> _EXERCISE DIRECTIONS_
Copy every record exactly, and keep the pictures out.

■ ■ ■ ■

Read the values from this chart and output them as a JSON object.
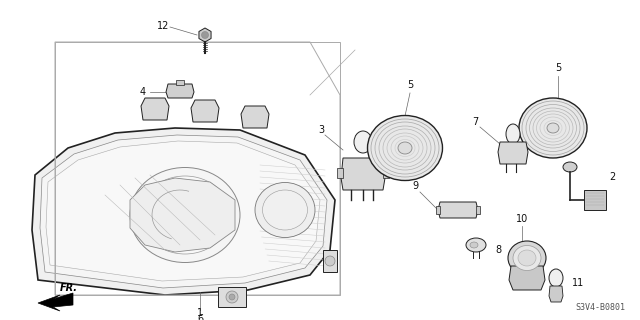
{
  "part_code": "S3V4-B0801",
  "bg_color": "#ffffff",
  "line_color": "#222222",
  "gray_fill": "#e8e8e8",
  "gray_mid": "#aaaaaa",
  "gray_dark": "#666666"
}
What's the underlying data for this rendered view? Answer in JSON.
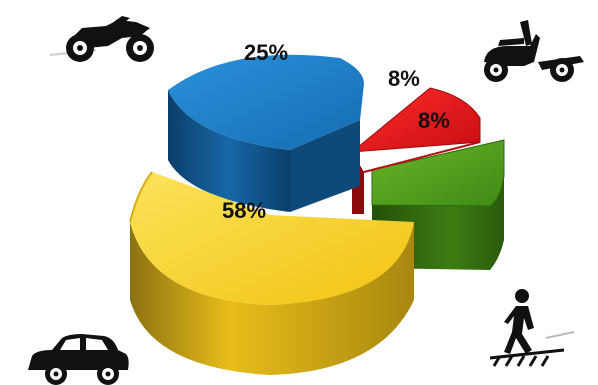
{
  "chart_data": {
    "type": "pie",
    "slices": [
      {
        "label": "58%",
        "value": 58,
        "color": "#f6d12a",
        "dark": "#a88a14",
        "icon": "car-icon"
      },
      {
        "label": "25%",
        "value": 25,
        "color": "#1f7ec8",
        "dark": "#0d4a7a",
        "icon": "motorcycle-icon"
      },
      {
        "label": "8%",
        "value": 8,
        "color": "#e5171a",
        "dark": "#8e0b0d",
        "icon": "scooter-icon"
      },
      {
        "label": "8%",
        "value": 8,
        "color": "#4f9a1c",
        "dark": "#2b5a0d",
        "icon": "pedestrian-icon"
      }
    ],
    "style": "3d-exploded"
  }
}
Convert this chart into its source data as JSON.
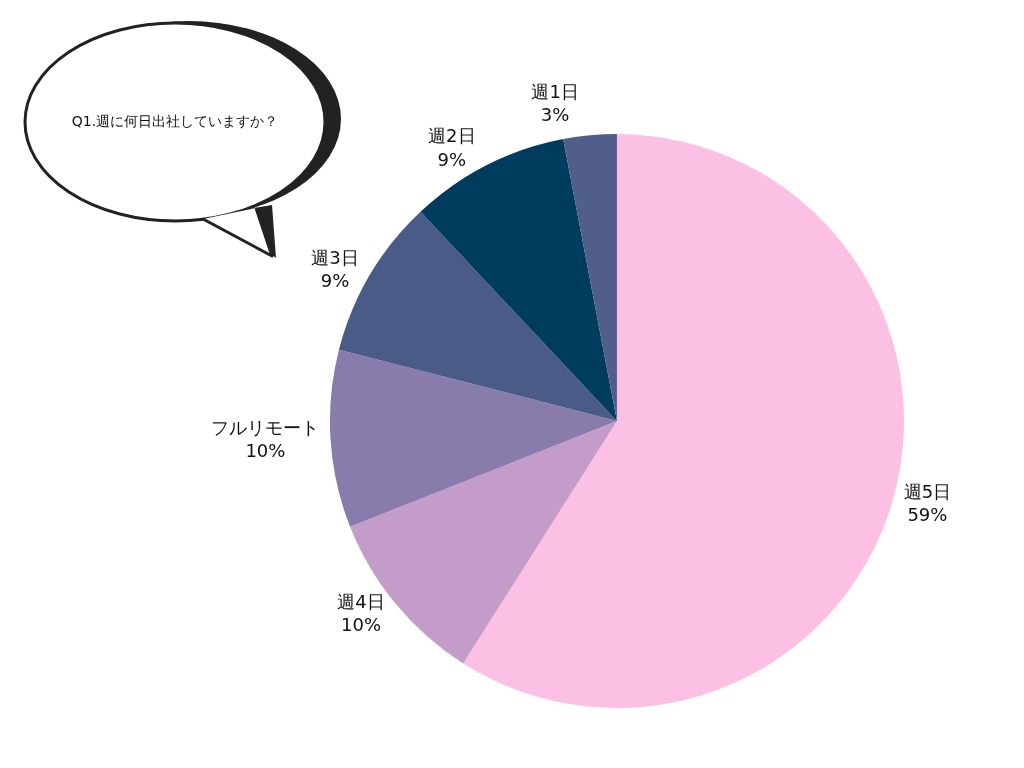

■ ■ ■ ■

> _ANSWER TO THIS TASK_
Read the values from this chart and output them as a JSON object.
{
  "part_code": "S3V4-B0801",
  "bg_color": "#ffffff",
  "line_color": "#222222",
  "gray_fill": "#e8e8e8",
  "gray_mid": "#aaaaaa",
  "gray_dark": "#666666"
}
What's the underlying data for this rendered view? Answer in JSON.
{
  "chart_data": {
    "type": "pie",
    "slices": [
      {
        "label": "58%",
        "value": 58,
        "color": "#f6d12a",
        "dark": "#a88a14",
        "icon": "car-icon"
      },
      {
        "label": "25%",
        "value": 25,
        "color": "#1f7ec8",
        "dark": "#0d4a7a",
        "icon": "motorcycle-icon"
      },
      {
        "label": "8%",
        "value": 8,
        "color": "#e5171a",
        "dark": "#8e0b0d",
        "icon": "scooter-icon"
      },
      {
        "label": "8%",
        "value": 8,
        "color": "#4f9a1c",
        "dark": "#2b5a0d",
        "icon": "pedestrian-icon"
      }
    ],
    "style": "3d-exploded"
  }
}
Convert this chart into its source data as JSON.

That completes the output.